**Task details:**
Reproduce all of the data exactly.

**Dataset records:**
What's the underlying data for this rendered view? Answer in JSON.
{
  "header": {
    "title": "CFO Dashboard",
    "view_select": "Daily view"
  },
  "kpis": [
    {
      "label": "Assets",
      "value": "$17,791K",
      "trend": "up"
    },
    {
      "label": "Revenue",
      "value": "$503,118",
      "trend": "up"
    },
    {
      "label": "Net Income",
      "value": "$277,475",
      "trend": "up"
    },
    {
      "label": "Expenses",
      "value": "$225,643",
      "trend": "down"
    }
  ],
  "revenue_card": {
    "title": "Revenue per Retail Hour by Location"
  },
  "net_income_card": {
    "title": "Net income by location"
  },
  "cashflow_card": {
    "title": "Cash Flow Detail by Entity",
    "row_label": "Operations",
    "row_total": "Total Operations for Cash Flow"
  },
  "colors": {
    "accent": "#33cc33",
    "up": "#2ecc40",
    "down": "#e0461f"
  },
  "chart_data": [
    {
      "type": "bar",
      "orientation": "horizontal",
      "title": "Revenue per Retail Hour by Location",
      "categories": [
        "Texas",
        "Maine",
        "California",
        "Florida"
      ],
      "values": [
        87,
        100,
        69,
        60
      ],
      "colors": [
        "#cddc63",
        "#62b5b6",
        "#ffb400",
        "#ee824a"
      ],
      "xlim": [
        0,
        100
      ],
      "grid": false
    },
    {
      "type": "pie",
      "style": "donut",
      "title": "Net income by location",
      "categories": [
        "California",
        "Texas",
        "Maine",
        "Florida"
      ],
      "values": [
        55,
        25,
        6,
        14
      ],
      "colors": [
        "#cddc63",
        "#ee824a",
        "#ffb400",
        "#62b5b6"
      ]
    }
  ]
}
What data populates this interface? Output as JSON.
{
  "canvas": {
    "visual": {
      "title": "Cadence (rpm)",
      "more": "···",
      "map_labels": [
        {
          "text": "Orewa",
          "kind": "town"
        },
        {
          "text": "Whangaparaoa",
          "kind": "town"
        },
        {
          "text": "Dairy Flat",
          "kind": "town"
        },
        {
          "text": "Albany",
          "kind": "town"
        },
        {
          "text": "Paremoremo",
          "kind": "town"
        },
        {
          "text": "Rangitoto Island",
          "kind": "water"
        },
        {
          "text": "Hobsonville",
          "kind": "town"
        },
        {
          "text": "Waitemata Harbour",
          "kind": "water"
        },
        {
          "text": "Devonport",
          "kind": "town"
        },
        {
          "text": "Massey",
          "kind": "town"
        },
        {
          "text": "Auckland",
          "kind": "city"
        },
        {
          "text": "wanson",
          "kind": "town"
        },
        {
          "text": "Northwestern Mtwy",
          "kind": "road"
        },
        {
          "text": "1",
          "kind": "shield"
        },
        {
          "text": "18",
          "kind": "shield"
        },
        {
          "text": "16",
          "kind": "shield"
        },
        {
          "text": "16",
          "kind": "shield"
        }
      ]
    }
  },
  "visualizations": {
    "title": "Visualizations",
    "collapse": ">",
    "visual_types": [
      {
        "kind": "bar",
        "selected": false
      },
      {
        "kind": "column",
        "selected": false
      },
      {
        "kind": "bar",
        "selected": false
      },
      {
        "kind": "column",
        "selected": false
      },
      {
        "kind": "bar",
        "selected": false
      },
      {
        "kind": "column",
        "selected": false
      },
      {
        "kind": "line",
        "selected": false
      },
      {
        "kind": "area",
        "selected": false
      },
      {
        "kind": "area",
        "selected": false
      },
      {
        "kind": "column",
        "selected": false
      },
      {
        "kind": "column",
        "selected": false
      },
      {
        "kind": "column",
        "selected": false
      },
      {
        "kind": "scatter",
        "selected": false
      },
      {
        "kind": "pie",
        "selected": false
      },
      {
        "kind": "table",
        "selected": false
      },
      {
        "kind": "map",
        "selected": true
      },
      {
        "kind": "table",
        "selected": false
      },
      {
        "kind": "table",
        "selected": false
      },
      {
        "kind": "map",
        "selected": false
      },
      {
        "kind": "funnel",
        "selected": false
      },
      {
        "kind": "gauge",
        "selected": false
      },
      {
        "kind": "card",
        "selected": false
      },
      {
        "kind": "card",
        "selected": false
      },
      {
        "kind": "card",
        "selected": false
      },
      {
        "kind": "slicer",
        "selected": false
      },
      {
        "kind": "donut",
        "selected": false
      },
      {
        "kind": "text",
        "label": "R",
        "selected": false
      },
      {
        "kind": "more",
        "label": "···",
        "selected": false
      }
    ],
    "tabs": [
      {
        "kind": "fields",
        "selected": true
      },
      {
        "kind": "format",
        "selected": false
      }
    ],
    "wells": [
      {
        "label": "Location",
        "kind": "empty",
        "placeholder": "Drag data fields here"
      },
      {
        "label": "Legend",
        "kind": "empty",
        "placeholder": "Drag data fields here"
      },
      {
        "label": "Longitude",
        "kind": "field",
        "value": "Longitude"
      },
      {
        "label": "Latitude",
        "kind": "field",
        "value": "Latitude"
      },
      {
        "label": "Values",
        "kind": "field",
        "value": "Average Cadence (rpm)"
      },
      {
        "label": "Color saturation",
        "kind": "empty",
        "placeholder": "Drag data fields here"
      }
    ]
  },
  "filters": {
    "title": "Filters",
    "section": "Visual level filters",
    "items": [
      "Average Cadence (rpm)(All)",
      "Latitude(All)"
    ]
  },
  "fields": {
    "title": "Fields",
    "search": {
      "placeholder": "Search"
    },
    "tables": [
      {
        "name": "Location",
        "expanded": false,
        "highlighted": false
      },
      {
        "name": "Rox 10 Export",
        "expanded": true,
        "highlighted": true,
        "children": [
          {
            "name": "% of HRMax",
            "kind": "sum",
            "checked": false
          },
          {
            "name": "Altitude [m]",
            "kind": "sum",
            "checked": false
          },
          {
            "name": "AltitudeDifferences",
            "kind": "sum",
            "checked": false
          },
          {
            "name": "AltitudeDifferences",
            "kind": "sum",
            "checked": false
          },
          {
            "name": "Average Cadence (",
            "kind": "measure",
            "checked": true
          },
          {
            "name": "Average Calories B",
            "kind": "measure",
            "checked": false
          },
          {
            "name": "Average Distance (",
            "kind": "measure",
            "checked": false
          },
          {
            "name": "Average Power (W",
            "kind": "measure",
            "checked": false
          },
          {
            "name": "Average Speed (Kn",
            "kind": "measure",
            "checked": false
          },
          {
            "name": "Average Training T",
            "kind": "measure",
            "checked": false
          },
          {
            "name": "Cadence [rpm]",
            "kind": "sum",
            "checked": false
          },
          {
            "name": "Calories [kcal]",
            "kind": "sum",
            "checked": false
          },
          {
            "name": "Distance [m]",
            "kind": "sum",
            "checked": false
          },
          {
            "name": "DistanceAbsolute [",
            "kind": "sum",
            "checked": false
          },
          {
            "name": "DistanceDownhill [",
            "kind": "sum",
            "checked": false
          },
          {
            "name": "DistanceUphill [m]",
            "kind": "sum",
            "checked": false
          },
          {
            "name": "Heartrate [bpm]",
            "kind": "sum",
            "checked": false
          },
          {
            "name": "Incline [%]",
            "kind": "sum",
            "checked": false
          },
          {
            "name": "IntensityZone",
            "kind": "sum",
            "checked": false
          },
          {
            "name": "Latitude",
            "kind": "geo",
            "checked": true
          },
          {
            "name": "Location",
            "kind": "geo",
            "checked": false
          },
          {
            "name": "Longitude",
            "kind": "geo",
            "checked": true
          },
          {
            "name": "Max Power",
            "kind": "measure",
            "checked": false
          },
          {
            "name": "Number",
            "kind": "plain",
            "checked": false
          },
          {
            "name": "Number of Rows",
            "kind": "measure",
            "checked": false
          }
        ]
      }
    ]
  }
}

**Exercise answer:**
What's the underlying data for this rendered view? Answer in JSON.
{
  "header": {
    "title": "CFO Dashboard",
    "view_select": "Daily view"
  },
  "kpis": [
    {
      "label": "Assets",
      "value": "$17,791K",
      "trend": "up"
    },
    {
      "label": "Revenue",
      "value": "$503,118",
      "trend": "up"
    },
    {
      "label": "Net Income",
      "value": "$277,475",
      "trend": "up"
    },
    {
      "label": "Expenses",
      "value": "$225,643",
      "trend": "down"
    }
  ],
  "revenue_card": {
    "title": "Revenue per Retail Hour by Location"
  },
  "net_income_card": {
    "title": "Net income by location"
  },
  "cashflow_card": {
    "title": "Cash Flow Detail by Entity",
    "row_label": "Operations",
    "row_total": "Total Operations for Cash Flow"
  },
  "colors": {
    "accent": "#33cc33",
    "up": "#2ecc40",
    "down": "#e0461f"
  },
  "chart_data": [
    {
      "type": "bar",
      "orientation": "horizontal",
      "title": "Revenue per Retail Hour by Location",
      "categories": [
        "Texas",
        "Maine",
        "California",
        "Florida"
      ],
      "values": [
        87,
        100,
        69,
        60
      ],
      "colors": [
        "#cddc63",
        "#62b5b6",
        "#ffb400",
        "#ee824a"
      ],
      "xlim": [
        0,
        100
      ],
      "grid": false
    },
    {
      "type": "pie",
      "style": "donut",
      "title": "Net income by location",
      "categories": [
        "California",
        "Texas",
        "Maine",
        "Florida"
      ],
      "values": [
        55,
        25,
        6,
        14
      ],
      "colors": [
        "#cddc63",
        "#ee824a",
        "#ffb400",
        "#62b5b6"
      ]
    }
  ]
}
What data populates this interface? Output as JSON.
{
  "canvas": {
    "visual": {
      "title": "Cadence (rpm)",
      "more": "···",
      "map_labels": [
        {
          "text": "Orewa",
          "kind": "town"
        },
        {
          "text": "Whangaparaoa",
          "kind": "town"
        },
        {
          "text": "Dairy Flat",
          "kind": "town"
        },
        {
          "text": "Albany",
          "kind": "town"
        },
        {
          "text": "Paremoremo",
          "kind": "town"
        },
        {
          "text": "Rangitoto Island",
          "kind": "water"
        },
        {
          "text": "Hobsonville",
          "kind": "town"
        },
        {
          "text": "Waitemata Harbour",
          "kind": "water"
        },
        {
          "text": "Devonport",
          "kind": "town"
        },
        {
          "text": "Massey",
          "kind": "town"
        },
        {
          "text": "Auckland",
          "kind": "city"
        },
        {
          "text": "wanson",
          "kind": "town"
        },
        {
          "text": "Northwestern Mtwy",
          "kind": "road"
        },
        {
          "text": "1",
          "kind": "shield"
        },
        {
          "text": "18",
          "kind": "shield"
        },
        {
          "text": "16",
          "kind": "shield"
        },
        {
          "text": "16",
          "kind": "shield"
        }
      ]
    }
  },
  "visualizations": {
    "title": "Visualizations",
    "collapse": ">",
    "visual_types": [
      {
        "kind": "bar",
        "selected": false
      },
      {
        "kind": "column",
        "selected": false
      },
      {
        "kind": "bar",
        "selected": false
      },
      {
        "kind": "column",
        "selected": false
      },
      {
        "kind": "bar",
        "selected": false
      },
      {
        "kind": "column",
        "selected": false
      },
      {
        "kind": "line",
        "selected": false
      },
      {
        "kind": "area",
        "selected": false
      },
      {
        "kind": "area",
        "selected": false
      },
      {
        "kind": "column",
        "selected": false
      },
      {
        "kind": "column",
        "selected": false
      },
      {
        "kind": "column",
        "selected": false
      },
      {
        "kind": "scatter",
        "selected": false
      },
      {
        "kind": "pie",
        "selected": false
      },
      {
        "kind": "table",
        "selected": false
      },
      {
        "kind": "map",
        "selected": true
      },
      {
        "kind": "table",
        "selected": false
      },
      {
        "kind": "table",
        "selected": false
      },
      {
        "kind": "map",
        "selected": false
      },
      {
        "kind": "funnel",
        "selected": false
      },
      {
        "kind": "gauge",
        "selected": false
      },
      {
        "kind": "card",
        "selected": false
      },
      {
        "kind": "card",
        "selected": false
      },
      {
        "kind": "card",
        "selected": false
      },
      {
        "kind": "slicer",
        "selected": false
      },
      {
        "kind": "donut",
        "selected": false
      },
      {
        "kind": "text",
        "label": "R",
        "selected": false
      },
      {
        "kind": "more",
        "label": "···",
        "selected": false
      }
    ],
    "tabs": [
      {
        "kind": "fields",
        "selected": true
      },
      {
        "kind": "format",
        "selected": false
      }
    ],
    "wells": [
      {
        "label": "Location",
        "kind": "empty",
        "placeholder": "Drag data fields here"
      },
      {
        "label": "Legend",
        "kind": "empty",
        "placeholder": "Drag data fields here"
      },
      {
        "label": "Longitude",
        "kind": "field",
        "value": "Longitude"
      },
      {
        "label": "Latitude",
        "kind": "field",
        "value": "Latitude"
      },
      {
        "label": "Values",
        "kind": "field",
        "value": "Average Cadence (rpm)"
      },
      {
        "label": "Color saturation",
        "kind": "empty",
        "placeholder": "Drag data fields here"
      }
    ]
  },
  "filters": {
    "title": "Filters",
    "section": "Visual level filters",
    "items": [
      "Average Cadence (rpm)(All)",
      "Latitude(All)"
    ]
  },
  "fields": {
    "title": "Fields",
    "search": {
      "placeholder": "Search"
    },
    "tables": [
      {
        "name": "Location",
        "expanded": false,
        "highlighted": false
      },
      {
        "name": "Rox 10 Export",
        "expanded": true,
        "highlighted": true,
        "children": [
          {
            "name": "% of HRMax",
            "kind": "sum",
            "checked": false
          },
          {
            "name": "Altitude [m]",
            "kind": "sum",
            "checked": false
          },
          {
            "name": "AltitudeDifferences",
            "kind": "sum",
            "checked": false
          },
          {
            "name": "AltitudeDifferences",
            "kind": "sum",
            "checked": false
          },
          {
            "name": "Average Cadence (",
            "kind": "measure",
            "checked": true
          },
          {
            "name": "Average Calories B",
            "kind": "measure",
            "checked": false
          },
          {
            "name": "Average Distance (",
            "kind": "measure",
            "checked": false
          },
          {
            "name": "Average Power (W",
            "kind": "measure",
            "checked": false
          },
          {
            "name": "Average Speed (Kn",
            "kind": "measure",
            "checked": false
          },
          {
            "name": "Average Training T",
            "kind": "measure",
            "checked": false
          },
          {
            "name": "Cadence [rpm]",
            "kind": "sum",
            "checked": false
          },
          {
            "name": "Calories [kcal]",
            "kind": "sum",
            "checked": false
          },
          {
            "name": "Distance [m]",
            "kind": "sum",
            "checked": false
          },
          {
            "name": "DistanceAbsolute [",
            "kind": "sum",
            "checked": false
          },
          {
            "name": "DistanceDownhill [",
            "kind": "sum",
            "checked": false
          },
          {
            "name": "DistanceUphill [m]",
            "kind": "sum",
            "checked": false
          },
          {
            "name": "Heartrate [bpm]",
            "kind": "sum",
            "checked": false
          },
          {
            "name": "Incline [%]",
            "kind": "sum",
            "checked": false
          },
          {
            "name": "IntensityZone",
            "kind": "sum",
            "checked": false
          },
          {
            "name": "Latitude",
            "kind": "geo",
            "checked": true
          },
          {
            "name": "Location",
            "kind": "geo",
            "checked": false
          },
          {
            "name": "Longitude",
            "kind": "geo",
            "checked": true
          },
          {
            "name": "Max Power",
            "kind": "measure",
            "checked": false
          },
          {
            "name": "Number",
            "kind": "plain",
            "checked": false
          },
          {
            "name": "Number of Rows",
            "kind": "measure",
            "checked": false
          }
        ]
      }
    ]
  }
}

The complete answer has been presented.